Task to carry out: Using the records provided below, locate and copy each line that contains the word "sidor".

START Stored records

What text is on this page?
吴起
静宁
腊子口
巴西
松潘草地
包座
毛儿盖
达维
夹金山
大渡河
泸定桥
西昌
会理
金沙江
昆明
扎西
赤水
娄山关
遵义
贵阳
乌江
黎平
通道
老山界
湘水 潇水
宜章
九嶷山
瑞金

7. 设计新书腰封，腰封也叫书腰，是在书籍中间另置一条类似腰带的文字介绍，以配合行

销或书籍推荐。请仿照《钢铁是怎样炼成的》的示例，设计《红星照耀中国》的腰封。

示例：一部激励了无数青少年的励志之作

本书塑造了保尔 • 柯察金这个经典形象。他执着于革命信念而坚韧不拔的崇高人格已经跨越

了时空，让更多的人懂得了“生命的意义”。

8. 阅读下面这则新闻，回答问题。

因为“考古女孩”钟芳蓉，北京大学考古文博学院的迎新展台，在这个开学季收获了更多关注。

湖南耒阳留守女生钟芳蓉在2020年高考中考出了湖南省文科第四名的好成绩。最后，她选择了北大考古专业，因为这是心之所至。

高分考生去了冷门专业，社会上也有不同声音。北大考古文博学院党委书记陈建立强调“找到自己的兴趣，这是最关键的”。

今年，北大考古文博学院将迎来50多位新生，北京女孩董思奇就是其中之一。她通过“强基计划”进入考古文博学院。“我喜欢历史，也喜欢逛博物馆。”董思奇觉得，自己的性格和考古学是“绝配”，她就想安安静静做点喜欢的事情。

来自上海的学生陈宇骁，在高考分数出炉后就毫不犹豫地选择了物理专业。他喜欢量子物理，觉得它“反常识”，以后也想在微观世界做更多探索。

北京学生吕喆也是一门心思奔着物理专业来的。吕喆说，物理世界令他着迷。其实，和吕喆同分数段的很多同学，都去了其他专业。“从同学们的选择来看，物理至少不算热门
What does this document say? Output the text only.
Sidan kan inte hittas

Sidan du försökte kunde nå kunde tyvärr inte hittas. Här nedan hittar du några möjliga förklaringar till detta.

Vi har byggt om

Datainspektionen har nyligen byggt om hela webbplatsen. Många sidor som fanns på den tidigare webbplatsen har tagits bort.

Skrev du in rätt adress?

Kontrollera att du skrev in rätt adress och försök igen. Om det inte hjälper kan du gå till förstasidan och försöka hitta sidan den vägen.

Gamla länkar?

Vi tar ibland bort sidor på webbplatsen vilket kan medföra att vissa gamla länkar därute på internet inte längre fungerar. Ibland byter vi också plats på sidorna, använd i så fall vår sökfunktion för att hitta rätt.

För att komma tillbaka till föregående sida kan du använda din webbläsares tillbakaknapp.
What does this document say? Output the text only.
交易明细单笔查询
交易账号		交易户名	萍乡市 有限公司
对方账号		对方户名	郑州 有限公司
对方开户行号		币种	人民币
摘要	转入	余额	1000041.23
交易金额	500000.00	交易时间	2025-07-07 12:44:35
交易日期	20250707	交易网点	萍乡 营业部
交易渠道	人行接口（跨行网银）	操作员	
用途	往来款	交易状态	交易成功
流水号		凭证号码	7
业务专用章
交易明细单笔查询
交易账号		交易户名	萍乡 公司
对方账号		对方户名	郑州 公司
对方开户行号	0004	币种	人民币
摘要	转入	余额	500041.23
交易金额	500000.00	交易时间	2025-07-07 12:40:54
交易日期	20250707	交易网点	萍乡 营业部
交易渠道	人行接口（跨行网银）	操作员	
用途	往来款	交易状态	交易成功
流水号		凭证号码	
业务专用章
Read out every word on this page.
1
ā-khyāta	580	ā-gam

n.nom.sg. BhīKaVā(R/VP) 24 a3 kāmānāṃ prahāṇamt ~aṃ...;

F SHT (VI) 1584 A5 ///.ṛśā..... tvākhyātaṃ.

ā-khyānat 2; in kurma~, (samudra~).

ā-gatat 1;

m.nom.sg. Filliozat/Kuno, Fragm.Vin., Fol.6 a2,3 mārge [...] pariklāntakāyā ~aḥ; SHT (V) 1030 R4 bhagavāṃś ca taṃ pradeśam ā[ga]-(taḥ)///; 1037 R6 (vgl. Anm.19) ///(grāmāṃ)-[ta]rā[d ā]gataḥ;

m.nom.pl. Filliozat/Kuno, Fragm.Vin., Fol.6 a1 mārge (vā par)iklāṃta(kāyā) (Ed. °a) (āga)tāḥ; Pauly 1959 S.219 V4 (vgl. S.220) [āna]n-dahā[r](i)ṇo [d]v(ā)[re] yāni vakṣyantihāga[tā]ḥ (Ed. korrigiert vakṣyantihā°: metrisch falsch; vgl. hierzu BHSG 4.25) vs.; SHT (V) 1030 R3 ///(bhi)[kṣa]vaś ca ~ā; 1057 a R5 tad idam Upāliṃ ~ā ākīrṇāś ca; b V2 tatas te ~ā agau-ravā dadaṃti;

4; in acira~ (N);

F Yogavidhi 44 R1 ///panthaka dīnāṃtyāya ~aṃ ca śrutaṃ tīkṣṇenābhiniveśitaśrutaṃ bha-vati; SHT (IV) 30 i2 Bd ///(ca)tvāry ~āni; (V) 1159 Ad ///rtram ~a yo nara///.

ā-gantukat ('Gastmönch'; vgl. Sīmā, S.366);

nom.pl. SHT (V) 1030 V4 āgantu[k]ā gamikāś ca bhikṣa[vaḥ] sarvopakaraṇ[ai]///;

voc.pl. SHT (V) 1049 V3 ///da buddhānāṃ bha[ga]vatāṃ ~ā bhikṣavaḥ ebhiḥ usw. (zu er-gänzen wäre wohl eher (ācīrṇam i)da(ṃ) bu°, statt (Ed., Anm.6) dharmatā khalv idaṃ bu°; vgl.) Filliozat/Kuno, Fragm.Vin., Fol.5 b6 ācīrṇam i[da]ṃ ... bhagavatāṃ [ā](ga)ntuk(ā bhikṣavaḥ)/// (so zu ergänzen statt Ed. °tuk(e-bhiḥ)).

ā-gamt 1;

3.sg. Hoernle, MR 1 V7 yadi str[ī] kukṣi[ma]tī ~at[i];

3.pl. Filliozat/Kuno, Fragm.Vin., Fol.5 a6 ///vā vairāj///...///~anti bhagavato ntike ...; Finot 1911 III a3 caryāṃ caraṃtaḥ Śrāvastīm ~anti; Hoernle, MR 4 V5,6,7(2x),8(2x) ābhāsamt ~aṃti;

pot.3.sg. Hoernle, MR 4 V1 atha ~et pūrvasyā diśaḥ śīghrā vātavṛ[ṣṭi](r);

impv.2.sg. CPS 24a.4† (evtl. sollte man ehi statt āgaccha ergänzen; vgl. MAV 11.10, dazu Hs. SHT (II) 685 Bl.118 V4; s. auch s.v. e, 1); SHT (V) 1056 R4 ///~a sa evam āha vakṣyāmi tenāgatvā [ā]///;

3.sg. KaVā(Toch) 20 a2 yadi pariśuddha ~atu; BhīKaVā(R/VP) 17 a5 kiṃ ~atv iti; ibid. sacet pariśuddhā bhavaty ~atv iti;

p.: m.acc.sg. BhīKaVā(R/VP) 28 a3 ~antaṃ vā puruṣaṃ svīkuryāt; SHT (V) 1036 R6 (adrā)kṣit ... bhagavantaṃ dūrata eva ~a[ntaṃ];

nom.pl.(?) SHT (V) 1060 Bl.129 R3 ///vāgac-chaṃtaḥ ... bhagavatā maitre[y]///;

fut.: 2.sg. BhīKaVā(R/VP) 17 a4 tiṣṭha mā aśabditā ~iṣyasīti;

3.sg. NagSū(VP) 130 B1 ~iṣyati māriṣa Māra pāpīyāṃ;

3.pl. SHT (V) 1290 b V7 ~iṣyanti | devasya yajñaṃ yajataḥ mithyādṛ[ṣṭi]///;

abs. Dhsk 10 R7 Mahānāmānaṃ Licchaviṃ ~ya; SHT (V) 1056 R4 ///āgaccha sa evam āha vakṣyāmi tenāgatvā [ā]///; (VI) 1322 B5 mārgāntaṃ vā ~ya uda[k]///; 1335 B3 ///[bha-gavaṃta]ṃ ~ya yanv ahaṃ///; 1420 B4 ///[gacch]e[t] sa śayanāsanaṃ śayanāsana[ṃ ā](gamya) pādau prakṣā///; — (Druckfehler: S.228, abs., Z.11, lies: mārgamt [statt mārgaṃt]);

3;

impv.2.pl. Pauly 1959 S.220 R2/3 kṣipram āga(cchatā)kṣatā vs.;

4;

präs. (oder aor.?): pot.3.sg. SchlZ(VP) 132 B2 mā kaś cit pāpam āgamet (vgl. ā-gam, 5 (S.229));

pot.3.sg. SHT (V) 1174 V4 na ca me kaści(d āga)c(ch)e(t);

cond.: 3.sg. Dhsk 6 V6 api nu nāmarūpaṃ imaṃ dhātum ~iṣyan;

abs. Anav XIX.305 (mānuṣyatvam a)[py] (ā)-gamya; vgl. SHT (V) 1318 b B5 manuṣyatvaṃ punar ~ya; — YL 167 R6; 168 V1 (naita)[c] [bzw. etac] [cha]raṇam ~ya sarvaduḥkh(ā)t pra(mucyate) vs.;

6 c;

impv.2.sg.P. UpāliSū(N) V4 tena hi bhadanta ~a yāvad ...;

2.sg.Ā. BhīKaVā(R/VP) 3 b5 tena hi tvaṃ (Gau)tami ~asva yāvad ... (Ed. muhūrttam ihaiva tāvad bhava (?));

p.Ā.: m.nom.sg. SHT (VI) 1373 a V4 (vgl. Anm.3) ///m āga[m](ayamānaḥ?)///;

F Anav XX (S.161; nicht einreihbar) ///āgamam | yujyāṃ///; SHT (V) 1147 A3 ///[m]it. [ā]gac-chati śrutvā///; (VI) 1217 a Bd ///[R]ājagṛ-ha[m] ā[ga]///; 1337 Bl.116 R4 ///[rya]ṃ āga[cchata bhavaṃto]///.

END Stored records

Correct output:
Datainspektionen har nyligen byggt om hela webbplatsen. Många sidor som fanns på den tidigare webbplatsen har tagits bort.
Vi tar ibland bort sidor på webbplatsen vilket kan medföra att vissa gamla länkar därute på internet inte längre fungerar. Ibland byter vi också plats på sidorna, använd i så fall vår sökfunktion för att hitta rätt.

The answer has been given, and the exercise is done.